GOAL. Identify every line in the records below that contains the word "графики", and copy each of those lines.

Collected data entries:
===============

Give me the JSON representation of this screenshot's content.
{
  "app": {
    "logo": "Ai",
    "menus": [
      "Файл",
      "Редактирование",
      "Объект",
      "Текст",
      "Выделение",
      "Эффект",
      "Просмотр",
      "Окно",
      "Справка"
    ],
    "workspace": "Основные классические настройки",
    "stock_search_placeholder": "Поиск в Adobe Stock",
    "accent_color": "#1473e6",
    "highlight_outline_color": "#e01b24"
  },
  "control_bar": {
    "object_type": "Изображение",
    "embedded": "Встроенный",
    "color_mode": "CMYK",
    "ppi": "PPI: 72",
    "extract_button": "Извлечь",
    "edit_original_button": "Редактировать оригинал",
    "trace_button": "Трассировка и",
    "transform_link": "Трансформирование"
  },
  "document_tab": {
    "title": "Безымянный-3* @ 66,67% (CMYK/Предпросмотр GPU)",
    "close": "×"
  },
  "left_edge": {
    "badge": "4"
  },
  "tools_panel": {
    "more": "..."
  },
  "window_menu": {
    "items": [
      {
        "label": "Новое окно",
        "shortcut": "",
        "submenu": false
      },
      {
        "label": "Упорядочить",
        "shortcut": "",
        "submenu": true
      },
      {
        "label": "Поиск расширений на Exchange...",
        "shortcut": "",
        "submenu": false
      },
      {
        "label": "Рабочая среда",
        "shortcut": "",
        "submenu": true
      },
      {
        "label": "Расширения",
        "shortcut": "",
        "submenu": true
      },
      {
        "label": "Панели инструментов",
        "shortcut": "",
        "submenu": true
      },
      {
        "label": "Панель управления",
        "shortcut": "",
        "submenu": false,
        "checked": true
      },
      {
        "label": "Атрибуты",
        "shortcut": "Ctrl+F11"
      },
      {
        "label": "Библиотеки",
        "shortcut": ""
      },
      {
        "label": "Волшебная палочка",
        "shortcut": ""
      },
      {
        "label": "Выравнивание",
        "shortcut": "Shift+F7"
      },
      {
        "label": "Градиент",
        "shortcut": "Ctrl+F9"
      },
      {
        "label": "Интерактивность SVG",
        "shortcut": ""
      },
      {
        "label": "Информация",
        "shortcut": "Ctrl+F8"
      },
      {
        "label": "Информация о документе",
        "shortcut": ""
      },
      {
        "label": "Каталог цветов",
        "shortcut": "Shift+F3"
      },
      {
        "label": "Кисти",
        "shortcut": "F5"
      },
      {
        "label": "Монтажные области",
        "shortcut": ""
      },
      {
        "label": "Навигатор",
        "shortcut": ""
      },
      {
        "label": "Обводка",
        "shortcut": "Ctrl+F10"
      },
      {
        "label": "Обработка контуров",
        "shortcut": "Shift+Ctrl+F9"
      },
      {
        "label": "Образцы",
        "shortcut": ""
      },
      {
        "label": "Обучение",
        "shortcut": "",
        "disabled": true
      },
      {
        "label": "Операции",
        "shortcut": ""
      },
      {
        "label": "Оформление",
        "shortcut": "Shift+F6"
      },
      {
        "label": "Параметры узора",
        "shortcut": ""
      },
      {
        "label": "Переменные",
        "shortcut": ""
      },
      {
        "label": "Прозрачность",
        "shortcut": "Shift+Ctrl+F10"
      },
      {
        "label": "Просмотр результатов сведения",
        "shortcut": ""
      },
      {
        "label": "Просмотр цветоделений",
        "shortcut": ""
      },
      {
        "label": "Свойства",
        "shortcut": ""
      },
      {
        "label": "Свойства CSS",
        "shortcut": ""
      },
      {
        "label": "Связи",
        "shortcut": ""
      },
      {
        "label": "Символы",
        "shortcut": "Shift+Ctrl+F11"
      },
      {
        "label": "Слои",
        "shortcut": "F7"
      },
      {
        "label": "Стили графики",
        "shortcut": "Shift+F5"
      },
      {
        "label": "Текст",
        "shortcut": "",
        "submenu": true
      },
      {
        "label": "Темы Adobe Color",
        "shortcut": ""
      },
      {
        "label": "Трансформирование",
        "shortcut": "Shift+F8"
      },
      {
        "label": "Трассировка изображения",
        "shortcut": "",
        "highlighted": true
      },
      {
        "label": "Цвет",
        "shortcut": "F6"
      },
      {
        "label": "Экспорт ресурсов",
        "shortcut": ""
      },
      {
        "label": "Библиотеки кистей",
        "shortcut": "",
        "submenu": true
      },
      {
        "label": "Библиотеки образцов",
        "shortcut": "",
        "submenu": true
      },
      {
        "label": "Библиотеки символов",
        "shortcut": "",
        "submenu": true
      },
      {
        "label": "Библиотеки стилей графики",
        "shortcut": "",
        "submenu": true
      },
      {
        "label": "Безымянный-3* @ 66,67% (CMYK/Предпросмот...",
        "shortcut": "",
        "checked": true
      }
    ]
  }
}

===============

TASK OUTPUT.
        "label": "Стили графики",
        "label": "Библиотеки стилей графики",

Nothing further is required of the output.